Collected data

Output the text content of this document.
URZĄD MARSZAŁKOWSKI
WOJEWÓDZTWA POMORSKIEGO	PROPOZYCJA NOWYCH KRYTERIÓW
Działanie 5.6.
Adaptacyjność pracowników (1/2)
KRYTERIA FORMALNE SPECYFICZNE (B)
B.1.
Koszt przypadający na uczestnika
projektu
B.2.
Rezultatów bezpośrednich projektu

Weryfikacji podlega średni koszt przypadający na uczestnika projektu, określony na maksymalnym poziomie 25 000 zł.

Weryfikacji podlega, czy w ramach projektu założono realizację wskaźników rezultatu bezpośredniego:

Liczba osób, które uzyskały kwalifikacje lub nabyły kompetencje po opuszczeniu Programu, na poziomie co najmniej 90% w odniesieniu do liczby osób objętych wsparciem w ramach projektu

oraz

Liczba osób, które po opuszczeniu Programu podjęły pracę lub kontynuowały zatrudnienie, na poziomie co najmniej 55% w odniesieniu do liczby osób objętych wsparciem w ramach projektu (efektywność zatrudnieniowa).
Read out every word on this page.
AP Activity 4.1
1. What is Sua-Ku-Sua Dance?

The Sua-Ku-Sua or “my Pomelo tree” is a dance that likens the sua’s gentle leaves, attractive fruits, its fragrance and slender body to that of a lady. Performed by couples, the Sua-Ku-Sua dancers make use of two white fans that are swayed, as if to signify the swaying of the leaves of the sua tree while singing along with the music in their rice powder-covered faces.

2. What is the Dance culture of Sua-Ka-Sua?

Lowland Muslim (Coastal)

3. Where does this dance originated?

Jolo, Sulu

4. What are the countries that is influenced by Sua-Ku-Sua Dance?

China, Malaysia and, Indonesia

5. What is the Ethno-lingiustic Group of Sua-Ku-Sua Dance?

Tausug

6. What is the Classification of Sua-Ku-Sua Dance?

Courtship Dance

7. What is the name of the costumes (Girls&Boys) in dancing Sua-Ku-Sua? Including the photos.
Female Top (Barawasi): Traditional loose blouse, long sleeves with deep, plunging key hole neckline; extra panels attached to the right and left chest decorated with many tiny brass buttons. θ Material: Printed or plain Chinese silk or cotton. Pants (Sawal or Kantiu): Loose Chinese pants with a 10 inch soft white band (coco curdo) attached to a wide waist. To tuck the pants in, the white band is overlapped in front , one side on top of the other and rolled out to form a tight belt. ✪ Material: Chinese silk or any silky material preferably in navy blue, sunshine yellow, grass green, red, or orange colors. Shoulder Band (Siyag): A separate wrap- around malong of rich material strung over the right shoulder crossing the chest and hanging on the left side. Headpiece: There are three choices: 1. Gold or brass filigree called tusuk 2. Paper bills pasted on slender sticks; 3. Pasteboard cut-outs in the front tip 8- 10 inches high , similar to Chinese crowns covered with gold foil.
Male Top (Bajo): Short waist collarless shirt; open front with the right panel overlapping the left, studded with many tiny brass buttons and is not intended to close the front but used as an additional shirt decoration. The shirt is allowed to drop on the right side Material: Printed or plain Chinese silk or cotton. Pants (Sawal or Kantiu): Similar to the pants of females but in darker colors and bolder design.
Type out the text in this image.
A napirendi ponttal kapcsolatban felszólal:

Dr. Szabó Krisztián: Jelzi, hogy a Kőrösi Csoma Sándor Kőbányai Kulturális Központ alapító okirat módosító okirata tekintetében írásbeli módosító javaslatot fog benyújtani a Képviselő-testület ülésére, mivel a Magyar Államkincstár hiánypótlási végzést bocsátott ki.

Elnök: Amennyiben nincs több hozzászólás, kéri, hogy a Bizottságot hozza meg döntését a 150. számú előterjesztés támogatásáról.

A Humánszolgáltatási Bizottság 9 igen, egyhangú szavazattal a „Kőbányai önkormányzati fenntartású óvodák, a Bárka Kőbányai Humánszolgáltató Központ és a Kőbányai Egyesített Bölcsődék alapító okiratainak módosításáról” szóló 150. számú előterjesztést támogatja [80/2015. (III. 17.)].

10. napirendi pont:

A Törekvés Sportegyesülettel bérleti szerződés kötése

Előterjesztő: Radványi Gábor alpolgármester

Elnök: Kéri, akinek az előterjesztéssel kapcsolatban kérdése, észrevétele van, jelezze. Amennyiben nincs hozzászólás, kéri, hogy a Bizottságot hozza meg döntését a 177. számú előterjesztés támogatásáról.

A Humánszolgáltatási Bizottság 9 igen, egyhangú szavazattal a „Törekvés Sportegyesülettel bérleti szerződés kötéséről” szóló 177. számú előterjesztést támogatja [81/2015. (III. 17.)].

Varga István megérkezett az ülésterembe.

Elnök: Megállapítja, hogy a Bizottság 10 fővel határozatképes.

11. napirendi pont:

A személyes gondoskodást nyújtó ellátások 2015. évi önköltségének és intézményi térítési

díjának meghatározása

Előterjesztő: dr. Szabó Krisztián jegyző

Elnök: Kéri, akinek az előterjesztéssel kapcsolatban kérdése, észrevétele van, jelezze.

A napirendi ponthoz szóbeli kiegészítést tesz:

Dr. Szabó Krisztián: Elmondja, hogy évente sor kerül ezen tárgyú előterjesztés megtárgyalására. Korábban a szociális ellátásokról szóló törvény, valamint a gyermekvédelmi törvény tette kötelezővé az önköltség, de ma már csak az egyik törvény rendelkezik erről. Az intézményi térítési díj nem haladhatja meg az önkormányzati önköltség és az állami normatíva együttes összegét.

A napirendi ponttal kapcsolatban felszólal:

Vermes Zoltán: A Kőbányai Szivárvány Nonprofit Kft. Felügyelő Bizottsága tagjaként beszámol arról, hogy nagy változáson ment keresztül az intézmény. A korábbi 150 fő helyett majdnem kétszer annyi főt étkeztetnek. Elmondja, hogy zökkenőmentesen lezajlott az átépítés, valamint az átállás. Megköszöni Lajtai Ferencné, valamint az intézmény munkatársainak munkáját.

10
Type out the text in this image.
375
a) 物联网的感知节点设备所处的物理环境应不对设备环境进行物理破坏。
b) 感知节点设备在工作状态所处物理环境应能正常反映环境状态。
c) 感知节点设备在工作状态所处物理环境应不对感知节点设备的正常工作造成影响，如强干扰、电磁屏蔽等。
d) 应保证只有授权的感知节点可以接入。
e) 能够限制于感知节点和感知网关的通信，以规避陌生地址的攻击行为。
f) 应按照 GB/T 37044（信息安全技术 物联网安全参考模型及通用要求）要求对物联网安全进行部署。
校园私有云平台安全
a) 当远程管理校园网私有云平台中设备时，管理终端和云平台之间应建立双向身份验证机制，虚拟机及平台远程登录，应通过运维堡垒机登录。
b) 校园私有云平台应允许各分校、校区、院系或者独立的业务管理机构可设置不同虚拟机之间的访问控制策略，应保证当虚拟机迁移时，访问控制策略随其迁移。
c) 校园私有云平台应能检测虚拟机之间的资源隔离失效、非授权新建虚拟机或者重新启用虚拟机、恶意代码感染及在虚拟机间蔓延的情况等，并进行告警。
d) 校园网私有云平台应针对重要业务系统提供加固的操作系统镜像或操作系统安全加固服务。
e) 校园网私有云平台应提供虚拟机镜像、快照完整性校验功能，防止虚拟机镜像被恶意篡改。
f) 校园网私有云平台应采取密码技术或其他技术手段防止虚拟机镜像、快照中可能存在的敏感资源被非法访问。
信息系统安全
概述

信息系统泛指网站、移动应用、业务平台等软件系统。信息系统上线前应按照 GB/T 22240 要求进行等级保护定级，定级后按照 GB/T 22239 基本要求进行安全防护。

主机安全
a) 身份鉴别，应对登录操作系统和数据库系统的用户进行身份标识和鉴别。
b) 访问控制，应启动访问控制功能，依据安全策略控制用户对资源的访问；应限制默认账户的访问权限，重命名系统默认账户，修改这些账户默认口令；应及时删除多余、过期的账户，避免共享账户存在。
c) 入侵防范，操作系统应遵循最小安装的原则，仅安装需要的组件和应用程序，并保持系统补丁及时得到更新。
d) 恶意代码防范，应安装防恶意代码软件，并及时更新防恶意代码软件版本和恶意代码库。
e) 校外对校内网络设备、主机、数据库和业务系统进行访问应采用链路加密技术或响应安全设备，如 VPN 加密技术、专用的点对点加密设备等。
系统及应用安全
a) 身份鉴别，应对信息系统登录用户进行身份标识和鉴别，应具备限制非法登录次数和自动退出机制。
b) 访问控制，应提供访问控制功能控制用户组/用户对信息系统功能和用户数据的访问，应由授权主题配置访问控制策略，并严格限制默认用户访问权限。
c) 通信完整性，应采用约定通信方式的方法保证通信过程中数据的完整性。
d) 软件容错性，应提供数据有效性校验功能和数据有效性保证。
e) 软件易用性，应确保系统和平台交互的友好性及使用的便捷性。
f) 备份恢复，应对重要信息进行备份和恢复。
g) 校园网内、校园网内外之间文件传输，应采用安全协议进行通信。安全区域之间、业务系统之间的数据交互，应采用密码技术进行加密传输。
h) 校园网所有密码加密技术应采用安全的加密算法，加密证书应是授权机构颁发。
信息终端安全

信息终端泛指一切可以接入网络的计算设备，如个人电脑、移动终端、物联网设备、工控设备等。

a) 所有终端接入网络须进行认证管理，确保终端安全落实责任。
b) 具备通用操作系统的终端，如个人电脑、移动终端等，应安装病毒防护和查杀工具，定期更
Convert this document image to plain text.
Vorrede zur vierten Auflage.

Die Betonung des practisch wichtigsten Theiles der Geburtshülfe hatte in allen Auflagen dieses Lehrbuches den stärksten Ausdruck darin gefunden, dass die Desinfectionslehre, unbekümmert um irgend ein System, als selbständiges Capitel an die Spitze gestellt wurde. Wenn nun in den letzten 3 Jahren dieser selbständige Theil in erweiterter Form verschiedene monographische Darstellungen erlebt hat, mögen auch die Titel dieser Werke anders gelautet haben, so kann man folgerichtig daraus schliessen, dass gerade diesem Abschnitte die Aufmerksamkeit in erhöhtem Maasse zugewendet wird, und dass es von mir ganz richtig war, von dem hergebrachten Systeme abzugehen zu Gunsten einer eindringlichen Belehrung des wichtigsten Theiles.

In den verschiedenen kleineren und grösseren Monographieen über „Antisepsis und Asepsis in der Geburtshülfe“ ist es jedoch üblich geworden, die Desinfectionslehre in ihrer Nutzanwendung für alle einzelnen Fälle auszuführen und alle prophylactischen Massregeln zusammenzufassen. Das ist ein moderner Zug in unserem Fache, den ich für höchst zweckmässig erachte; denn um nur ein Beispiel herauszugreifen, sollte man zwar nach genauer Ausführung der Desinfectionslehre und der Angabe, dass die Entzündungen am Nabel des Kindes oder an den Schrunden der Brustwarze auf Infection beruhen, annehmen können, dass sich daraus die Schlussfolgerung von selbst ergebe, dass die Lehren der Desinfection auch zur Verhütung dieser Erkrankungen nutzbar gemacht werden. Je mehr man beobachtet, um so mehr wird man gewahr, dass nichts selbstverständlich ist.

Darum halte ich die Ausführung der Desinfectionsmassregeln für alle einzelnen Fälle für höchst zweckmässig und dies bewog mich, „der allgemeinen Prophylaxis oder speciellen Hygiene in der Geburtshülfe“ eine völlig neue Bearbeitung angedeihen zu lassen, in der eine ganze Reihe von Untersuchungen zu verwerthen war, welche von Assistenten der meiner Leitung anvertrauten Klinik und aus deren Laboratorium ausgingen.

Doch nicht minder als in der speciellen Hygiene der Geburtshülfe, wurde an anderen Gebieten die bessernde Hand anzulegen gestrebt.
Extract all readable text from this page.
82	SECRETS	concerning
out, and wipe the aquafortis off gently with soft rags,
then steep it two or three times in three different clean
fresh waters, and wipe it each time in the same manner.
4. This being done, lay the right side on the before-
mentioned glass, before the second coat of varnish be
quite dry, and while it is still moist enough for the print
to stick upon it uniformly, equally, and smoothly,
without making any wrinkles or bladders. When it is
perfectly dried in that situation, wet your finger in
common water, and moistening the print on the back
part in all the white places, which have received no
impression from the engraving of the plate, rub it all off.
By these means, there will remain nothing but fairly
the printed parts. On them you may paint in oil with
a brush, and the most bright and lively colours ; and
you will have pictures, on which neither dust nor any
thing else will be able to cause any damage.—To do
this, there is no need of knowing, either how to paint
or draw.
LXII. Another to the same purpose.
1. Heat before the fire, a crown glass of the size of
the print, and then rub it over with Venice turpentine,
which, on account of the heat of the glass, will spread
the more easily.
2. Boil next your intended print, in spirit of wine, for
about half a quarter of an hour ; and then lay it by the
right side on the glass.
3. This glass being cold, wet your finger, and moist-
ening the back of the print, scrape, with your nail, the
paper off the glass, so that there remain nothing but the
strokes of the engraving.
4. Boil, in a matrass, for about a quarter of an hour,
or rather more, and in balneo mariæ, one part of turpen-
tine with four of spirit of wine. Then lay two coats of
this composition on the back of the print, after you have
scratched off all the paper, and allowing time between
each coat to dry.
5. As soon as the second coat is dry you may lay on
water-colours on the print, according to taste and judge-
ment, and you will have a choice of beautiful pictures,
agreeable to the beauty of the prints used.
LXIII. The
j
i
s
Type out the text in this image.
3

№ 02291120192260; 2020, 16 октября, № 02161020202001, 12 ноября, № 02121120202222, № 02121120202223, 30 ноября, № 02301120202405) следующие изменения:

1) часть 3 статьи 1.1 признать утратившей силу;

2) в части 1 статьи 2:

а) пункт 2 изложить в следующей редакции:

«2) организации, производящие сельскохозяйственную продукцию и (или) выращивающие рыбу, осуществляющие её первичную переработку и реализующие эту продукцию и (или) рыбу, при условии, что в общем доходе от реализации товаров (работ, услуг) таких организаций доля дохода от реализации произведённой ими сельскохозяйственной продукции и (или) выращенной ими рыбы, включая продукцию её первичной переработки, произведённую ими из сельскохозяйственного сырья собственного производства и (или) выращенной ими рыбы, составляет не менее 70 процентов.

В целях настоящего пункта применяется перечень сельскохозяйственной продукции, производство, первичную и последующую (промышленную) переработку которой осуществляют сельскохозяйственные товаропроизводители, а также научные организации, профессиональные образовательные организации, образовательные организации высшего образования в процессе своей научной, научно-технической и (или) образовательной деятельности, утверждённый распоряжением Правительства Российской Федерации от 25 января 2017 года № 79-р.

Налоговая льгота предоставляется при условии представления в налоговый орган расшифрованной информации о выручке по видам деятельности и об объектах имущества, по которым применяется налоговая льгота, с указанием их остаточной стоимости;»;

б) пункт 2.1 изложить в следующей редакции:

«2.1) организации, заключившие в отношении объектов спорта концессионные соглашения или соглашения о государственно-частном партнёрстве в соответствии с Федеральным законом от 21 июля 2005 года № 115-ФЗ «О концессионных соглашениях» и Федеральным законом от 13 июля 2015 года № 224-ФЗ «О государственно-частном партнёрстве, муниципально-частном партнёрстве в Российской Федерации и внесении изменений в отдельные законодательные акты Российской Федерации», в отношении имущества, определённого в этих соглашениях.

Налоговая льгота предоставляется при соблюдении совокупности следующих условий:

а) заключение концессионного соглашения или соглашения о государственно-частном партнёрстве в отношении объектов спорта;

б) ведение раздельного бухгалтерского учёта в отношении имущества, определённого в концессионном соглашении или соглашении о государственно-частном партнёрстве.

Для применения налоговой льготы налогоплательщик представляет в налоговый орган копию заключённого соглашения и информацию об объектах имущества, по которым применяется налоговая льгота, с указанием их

» WHAT THE TASK ASKS: Pull out all lines containing "paint".

» ANSWER TO THIS PROBLEM:
the printed parts. On them you may paint in oil with
this, there is no need of knowing, either how to paint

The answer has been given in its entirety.